Restate the entire listing word for word.

·····

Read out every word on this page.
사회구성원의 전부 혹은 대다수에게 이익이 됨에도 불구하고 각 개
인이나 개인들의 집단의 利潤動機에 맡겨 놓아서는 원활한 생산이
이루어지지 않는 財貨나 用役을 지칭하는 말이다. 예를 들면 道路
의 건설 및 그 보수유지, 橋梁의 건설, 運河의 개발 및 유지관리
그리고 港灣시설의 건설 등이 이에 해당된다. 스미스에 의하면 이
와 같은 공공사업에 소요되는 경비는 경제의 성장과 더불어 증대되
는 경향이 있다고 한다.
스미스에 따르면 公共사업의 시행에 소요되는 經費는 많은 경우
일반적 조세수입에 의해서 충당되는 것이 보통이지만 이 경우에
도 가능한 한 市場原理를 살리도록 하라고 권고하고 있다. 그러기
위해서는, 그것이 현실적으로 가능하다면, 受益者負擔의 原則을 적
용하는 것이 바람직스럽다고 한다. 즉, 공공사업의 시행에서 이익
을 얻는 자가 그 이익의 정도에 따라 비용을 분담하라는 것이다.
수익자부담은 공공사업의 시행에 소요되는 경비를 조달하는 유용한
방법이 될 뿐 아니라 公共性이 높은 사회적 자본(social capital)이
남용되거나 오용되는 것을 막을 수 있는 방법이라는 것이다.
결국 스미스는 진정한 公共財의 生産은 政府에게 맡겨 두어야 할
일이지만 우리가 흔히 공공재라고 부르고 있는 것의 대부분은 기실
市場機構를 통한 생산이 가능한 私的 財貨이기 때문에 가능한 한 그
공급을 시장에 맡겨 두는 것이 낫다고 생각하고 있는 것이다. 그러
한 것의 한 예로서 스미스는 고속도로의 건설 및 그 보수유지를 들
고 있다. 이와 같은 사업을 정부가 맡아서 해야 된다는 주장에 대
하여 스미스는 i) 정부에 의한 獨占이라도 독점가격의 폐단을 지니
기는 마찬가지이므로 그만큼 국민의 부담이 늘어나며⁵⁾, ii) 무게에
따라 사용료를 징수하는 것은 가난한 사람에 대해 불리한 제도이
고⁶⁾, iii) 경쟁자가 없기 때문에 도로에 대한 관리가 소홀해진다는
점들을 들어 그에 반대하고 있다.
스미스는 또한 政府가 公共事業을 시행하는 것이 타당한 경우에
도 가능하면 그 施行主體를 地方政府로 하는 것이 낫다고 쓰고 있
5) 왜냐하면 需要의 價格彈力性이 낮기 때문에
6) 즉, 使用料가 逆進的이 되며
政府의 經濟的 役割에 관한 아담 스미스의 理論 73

·····

*Written solution*:
Read out every word on this page.
사회구성원의 전부 혹은 대다수에게 이익이 됨에도 불구하고 각 개
인이나 개인들의 집단의 利潤動機에 맡겨 놓아서는 원활한 생산이
이루어지지 않는 財貨나 用役을 지칭하는 말이다. 예를 들면 道路
의 건설 및 그 보수유지, 橋梁의 건설, 運河의 개발 및 유지관리
그리고 港灣시설의 건설 등이 이에 해당된다. 스미스에 의하면 이
와 같은 공공사업에 소요되는 경비는 경제의 성장과 더불어 증대되
는 경향이 있다고 한다.
스미스에 따르면 公共사업의 시행에 소요되는 經費는 많은 경우
일반적 조세수입에 의해서 충당되는 것이 보통이지만 이 경우에
도 가능한 한 市場原理를 살리도록 하라고 권고하고 있다. 그러기
위해서는, 그것이 현실적으로 가능하다면, 受益者負擔의 原則을 적
용하는 것이 바람직스럽다고 한다. 즉, 공공사업의 시행에서 이익
을 얻는 자가 그 이익의 정도에 따라 비용을 분담하라는 것이다.
수익자부담은 공공사업의 시행에 소요되는 경비를 조달하는 유용한
방법이 될 뿐 아니라 公共性이 높은 사회적 자본(social capital)이
남용되거나 오용되는 것을 막을 수 있는 방법이라는 것이다.
결국 스미스는 진정한 公共財의 生産은 政府에게 맡겨 두어야 할
일이지만 우리가 흔히 공공재라고 부르고 있는 것의 대부분은 기실
市場機構를 통한 생산이 가능한 私的 財貨이기 때문에 가능한 한 그
공급을 시장에 맡겨 두는 것이 낫다고 생각하고 있는 것이다. 그러
한 것의 한 예로서 스미스는 고속도로의 건설 및 그 보수유지를 들
고 있다. 이와 같은 사업을 정부가 맡아서 해야 된다는 주장에 대
하여 스미스는 i) 정부에 의한 獨占이라도 독점가격의 폐단을 지니
기는 마찬가지이므로 그만큼 국민의 부담이 늘어나며⁵⁾, ii) 무게에
따라 사용료를 징수하는 것은 가난한 사람에 대해 불리한 제도이
고⁶⁾, iii) 경쟁자가 없기 때문에 도로에 대한 관리가 소홀해진다는
점들을 들어 그에 반대하고 있다.
스미스는 또한 政府가 公共事業을 시행하는 것이 타당한 경우에
도 가능하면 그 施行主體를 地方政府로 하는 것이 낫다고 쓰고 있
5) 왜냐하면 需要의 價格彈力性이 낮기 때문에
6) 즉, 使用料가 逆進的이 되며
政府의 經濟的 役割에 관한 아담 스미스의 理論 73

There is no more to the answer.